Copy each line in which the string "this" occurs.
════
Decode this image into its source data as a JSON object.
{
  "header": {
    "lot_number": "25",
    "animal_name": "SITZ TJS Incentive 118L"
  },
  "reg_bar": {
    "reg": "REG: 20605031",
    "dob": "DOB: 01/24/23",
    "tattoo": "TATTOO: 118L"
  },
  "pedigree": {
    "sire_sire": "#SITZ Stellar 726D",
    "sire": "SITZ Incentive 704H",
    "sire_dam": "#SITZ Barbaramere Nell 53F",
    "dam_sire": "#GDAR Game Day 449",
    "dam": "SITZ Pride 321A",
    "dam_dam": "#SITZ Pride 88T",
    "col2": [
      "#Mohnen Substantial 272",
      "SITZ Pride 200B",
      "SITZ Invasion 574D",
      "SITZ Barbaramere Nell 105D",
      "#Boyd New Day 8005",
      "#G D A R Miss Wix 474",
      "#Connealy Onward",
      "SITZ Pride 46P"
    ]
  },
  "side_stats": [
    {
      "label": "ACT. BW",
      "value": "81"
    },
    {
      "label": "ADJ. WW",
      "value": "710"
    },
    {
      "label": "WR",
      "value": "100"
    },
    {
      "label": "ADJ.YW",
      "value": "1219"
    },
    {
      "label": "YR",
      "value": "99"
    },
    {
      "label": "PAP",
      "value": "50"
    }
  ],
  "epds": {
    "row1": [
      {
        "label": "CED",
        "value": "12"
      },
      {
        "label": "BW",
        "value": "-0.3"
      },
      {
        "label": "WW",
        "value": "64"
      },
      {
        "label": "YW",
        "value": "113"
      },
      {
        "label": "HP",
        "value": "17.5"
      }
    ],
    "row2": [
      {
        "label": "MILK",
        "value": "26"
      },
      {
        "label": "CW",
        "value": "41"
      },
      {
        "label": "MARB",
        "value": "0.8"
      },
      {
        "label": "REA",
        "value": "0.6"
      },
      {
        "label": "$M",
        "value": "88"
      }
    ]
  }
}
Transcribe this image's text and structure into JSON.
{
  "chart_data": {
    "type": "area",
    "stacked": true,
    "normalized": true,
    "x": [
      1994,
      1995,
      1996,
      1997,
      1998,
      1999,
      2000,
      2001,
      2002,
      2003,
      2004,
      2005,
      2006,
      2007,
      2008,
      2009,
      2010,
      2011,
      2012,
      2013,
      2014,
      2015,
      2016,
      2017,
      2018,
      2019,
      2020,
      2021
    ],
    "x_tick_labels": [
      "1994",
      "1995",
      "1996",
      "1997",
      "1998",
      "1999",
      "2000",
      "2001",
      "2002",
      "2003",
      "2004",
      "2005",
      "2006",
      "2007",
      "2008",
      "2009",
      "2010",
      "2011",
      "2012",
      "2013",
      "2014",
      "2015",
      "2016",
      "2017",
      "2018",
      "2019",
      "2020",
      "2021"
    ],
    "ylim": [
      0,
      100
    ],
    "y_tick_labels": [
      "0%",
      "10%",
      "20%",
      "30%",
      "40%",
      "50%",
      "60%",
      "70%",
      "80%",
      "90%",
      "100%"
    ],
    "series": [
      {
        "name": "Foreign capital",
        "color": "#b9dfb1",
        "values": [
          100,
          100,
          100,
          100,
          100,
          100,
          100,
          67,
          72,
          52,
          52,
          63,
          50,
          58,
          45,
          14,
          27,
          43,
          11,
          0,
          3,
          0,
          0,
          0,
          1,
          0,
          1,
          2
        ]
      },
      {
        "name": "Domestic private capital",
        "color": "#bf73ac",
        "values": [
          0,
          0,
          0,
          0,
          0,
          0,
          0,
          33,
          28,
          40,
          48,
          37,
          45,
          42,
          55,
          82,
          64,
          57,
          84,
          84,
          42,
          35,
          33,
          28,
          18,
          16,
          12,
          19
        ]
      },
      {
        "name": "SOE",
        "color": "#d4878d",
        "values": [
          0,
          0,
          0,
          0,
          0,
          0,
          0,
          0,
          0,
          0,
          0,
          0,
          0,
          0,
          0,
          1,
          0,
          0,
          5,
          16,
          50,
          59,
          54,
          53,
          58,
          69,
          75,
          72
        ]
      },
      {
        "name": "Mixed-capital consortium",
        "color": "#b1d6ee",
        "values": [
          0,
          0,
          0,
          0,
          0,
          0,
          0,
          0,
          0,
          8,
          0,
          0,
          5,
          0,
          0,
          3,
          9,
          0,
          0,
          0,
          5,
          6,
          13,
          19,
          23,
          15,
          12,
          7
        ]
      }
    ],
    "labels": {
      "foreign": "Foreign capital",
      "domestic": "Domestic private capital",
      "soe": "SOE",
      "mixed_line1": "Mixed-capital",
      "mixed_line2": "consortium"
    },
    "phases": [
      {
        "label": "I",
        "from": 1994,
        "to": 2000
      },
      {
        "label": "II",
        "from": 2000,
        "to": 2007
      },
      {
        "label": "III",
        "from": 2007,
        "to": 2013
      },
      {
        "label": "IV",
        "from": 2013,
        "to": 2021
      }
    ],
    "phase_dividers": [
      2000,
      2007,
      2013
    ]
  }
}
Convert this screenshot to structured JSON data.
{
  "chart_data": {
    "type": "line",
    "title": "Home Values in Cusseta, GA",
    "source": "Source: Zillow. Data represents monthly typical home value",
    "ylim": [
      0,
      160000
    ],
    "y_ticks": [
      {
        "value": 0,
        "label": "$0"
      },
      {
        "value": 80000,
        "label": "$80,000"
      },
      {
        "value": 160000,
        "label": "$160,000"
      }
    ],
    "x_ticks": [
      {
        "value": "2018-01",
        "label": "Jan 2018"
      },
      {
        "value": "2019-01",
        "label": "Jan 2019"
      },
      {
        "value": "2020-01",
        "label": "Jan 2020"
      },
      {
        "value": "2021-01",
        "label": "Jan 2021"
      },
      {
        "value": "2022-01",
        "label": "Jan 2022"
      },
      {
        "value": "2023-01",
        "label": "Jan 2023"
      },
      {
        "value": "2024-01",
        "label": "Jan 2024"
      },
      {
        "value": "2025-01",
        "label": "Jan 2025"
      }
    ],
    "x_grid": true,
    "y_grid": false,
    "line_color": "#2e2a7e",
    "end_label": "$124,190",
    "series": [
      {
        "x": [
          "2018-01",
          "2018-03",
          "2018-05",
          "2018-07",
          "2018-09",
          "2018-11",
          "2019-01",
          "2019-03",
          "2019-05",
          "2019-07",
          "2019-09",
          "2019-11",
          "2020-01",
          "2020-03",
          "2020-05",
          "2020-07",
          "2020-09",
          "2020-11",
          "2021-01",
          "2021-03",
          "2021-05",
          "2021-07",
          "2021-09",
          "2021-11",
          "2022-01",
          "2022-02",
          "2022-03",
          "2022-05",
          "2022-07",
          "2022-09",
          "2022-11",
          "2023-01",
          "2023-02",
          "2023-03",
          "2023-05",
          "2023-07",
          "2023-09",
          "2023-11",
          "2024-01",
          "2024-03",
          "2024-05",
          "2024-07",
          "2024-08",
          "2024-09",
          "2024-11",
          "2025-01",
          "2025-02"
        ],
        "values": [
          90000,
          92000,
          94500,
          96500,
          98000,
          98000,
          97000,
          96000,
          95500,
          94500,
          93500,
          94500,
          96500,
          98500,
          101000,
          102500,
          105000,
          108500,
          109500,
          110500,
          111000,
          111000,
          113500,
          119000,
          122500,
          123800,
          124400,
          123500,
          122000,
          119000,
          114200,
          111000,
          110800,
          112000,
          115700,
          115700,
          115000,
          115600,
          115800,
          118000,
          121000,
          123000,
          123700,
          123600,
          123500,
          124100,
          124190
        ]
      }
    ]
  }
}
════
• _Task response_
Decode this image into its source data as a JSON object.
Transcribe this image's text and structure into JSON.
Convert this screenshot to structured JSON data.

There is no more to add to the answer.